◆ **What the exercise asks**: Copy the lines below word for word.

◆ **Extracted records**:
______________________________

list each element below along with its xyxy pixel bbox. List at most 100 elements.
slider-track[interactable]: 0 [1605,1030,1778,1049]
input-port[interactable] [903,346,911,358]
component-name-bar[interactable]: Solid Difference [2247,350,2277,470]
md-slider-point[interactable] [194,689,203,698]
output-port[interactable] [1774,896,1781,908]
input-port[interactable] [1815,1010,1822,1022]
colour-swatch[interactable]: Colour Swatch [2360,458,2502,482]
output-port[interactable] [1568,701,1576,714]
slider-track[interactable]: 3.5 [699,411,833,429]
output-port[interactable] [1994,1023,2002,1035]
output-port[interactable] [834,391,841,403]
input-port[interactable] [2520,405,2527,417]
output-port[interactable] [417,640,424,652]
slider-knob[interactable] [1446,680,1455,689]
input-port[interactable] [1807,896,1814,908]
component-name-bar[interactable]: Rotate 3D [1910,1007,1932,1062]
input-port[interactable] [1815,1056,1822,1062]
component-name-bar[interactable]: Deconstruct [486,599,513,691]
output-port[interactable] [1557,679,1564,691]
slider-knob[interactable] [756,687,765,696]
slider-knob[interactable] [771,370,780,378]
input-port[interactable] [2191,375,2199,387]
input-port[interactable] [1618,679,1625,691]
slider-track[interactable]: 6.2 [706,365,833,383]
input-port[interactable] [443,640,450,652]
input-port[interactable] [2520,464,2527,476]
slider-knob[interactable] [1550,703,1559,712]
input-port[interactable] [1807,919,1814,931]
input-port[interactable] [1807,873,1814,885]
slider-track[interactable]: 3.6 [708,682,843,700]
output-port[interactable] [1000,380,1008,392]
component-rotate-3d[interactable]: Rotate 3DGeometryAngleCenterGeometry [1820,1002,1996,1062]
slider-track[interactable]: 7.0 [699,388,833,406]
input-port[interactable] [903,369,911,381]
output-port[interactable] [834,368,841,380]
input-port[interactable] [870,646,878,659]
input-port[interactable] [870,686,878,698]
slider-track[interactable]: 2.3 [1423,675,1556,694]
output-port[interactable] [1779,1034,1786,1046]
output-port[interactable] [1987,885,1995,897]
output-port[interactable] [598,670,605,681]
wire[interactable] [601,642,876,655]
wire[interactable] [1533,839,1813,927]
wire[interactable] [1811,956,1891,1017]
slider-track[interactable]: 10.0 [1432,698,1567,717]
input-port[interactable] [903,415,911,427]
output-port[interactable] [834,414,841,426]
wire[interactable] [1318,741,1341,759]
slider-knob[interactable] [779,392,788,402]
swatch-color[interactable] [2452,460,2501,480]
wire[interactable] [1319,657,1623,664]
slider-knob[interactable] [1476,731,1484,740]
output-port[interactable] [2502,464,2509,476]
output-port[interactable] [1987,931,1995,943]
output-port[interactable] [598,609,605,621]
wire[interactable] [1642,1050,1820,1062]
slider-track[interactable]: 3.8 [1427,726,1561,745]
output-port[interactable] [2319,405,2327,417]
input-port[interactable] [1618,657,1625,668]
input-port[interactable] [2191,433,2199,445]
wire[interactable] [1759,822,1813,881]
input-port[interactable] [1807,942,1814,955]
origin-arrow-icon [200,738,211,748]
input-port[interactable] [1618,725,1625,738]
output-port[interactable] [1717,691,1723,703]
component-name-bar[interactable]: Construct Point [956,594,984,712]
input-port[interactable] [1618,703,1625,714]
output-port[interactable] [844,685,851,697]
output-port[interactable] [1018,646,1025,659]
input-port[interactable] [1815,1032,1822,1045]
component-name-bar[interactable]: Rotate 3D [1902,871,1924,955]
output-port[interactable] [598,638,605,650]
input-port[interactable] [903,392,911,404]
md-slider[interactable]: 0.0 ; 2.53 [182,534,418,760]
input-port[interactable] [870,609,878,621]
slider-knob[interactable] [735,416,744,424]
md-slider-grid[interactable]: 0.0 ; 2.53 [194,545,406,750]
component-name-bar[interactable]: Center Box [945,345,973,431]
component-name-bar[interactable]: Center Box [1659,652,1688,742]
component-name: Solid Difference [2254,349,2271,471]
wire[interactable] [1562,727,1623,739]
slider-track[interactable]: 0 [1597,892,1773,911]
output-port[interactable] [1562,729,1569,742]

______________________________

◆ **Full response**:
list each element below along with its xyxy pixel bbox. List at most 100 elements.
slider-track[interactable]: 0 [1605,1030,1778,1049]
input-port[interactable] [903,346,911,358]
component-name-bar[interactable]: Solid Difference [2247,350,2277,470]
md-slider-point[interactable] [194,689,203,698]
output-port[interactable] [1774,896,1781,908]
input-port[interactable] [1815,1010,1822,1022]
colour-swatch[interactable]: Colour Swatch [2360,458,2502,482]
output-port[interactable] [1568,701,1576,714]
slider-track[interactable]: 3.5 [699,411,833,429]
output-port[interactable] [1994,1023,2002,1035]
output-port[interactable] [834,391,841,403]
input-port[interactable] [2520,405,2527,417]
output-port[interactable] [417,640,424,652]
slider-knob[interactable] [1446,680,1455,689]
input-port[interactable] [1807,896,1814,908]
component-name-bar[interactable]: Rotate 3D [1910,1007,1932,1062]
input-port[interactable] [1815,1056,1822,1062]
component-name-bar[interactable]: Deconstruct [486,599,513,691]
output-port[interactable] [1557,679,1564,691]
slider-knob[interactable] [756,687,765,696]
slider-knob[interactable] [771,370,780,378]
input-port[interactable] [2191,375,2199,387]
input-port[interactable] [1618,679,1625,691]
slider-track[interactable]: 6.2 [706,365,833,383]
input-port[interactable] [443,640,450,652]
input-port[interactable] [2520,464,2527,476]
slider-knob[interactable] [1550,703,1559,712]
input-port[interactable] [1807,919,1814,931]
input-port[interactable] [1807,873,1814,885]
slider-track[interactable]: 3.6 [708,682,843,700]
output-port[interactable] [1000,380,1008,392]
component-rotate-3d[interactable]: Rotate 3DGeometryAngleCenterGeometry [1820,1002,1996,1062]
slider-track[interactable]: 7.0 [699,388,833,406]
input-port[interactable] [903,369,911,381]
output-port[interactable] [834,368,841,380]
input-port[interactable] [870,646,878,659]
input-port[interactable] [870,686,878,698]
slider-track[interactable]: 2.3 [1423,675,1556,694]
output-port[interactable] [1779,1034,1786,1046]
output-port[interactable] [1987,885,1995,897]
output-port[interactable] [598,670,605,681]
wire[interactable] [601,642,876,655]
wire[interactable] [1533,839,1813,927]
wire[interactable] [1811,956,1891,1017]
slider-track[interactable]: 10.0 [1432,698,1567,717]
input-port[interactable] [903,415,911,427]
output-port[interactable] [834,414,841,426]
wire[interactable] [1318,741,1341,759]
slider-knob[interactable] [779,392,788,402]
swatch-color[interactable] [2452,460,2501,480]
wire[interactable] [1319,657,1623,664]
slider-knob[interactable] [1476,731,1484,740]
output-port[interactable] [2502,464,2509,476]
output-port[interactable] [1987,931,1995,943]
output-port[interactable] [598,609,605,621]
wire[interactable] [1642,1050,1820,1062]
slider-track[interactable]: 3.8 [1427,726,1561,745]
output-port[interactable] [2319,405,2327,417]
input-port[interactable] [1618,657,1625,668]
input-port[interactable] [2191,433,2199,445]
wire[interactable] [1759,822,1813,881]
input-port[interactable] [1807,942,1814,955]
origin-arrow-icon [200,738,211,748]
input-port[interactable] [1618,725,1625,738]
output-port[interactable] [1717,691,1723,703]
component-name-bar[interactable]: Construct Point [956,594,984,712]
input-port[interactable] [1618,703,1625,714]
output-port[interactable] [844,685,851,697]
output-port[interactable] [1018,646,1025,659]
input-port[interactable] [1815,1032,1822,1045]
component-name-bar[interactable]: Rotate 3D [1902,871,1924,955]
output-port[interactable] [598,638,605,650]
input-port[interactable] [903,392,911,404]
md-slider[interactable]: 0.0 ; 2.53 [182,534,418,760]
input-port[interactable] [870,609,878,621]
slider-knob[interactable] [735,416,744,424]
md-slider-grid[interactable]: 0.0 ; 2.53 [194,545,406,750]
component-name-bar[interactable]: Center Box [945,345,973,431]
component-name-bar[interactable]: Center Box [1659,652,1688,742]
component-name: Solid Difference [2254,349,2271,471]
wire[interactable] [1562,727,1623,739]
slider-track[interactable]: 0 [1597,892,1773,911]
output-port[interactable] [1562,729,1569,742]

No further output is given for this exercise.